= Given request =
Lines containing the string "SCIENCES" are to be counted; report the total by itself.

= = = =

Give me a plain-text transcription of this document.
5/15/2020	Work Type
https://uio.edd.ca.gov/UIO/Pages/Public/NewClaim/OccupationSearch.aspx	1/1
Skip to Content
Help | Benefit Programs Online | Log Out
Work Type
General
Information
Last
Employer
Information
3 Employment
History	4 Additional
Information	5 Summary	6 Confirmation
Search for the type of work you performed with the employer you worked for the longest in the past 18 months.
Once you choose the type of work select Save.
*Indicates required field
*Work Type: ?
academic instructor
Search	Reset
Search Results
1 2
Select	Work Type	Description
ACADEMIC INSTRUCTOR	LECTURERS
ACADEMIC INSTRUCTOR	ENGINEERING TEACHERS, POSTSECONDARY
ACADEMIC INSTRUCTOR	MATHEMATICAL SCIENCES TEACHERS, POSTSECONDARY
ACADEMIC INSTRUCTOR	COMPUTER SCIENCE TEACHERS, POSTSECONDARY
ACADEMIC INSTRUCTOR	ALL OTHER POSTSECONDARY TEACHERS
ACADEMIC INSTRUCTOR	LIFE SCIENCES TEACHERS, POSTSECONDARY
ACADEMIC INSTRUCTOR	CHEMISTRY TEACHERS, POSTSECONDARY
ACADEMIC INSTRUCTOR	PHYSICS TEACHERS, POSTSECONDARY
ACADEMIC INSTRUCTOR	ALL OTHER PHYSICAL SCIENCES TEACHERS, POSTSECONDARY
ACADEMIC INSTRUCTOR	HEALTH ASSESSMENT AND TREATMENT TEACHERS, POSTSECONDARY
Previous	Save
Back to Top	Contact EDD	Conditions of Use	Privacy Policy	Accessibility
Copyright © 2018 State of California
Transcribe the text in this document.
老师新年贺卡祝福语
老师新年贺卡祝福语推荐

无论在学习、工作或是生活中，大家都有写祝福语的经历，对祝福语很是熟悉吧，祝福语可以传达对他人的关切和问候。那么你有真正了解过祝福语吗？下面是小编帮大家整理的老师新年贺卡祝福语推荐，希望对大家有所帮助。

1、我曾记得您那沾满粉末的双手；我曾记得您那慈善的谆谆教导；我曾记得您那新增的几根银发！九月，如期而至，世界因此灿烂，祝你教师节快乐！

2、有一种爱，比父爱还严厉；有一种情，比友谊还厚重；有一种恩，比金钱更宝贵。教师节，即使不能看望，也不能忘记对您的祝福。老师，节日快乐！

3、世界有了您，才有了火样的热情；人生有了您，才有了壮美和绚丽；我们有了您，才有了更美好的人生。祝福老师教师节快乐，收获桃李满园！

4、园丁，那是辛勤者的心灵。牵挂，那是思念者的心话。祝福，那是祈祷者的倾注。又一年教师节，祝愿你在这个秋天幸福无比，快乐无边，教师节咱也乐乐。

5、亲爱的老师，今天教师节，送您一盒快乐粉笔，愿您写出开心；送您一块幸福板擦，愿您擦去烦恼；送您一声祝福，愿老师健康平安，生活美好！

= = = =

= Solved problem =
3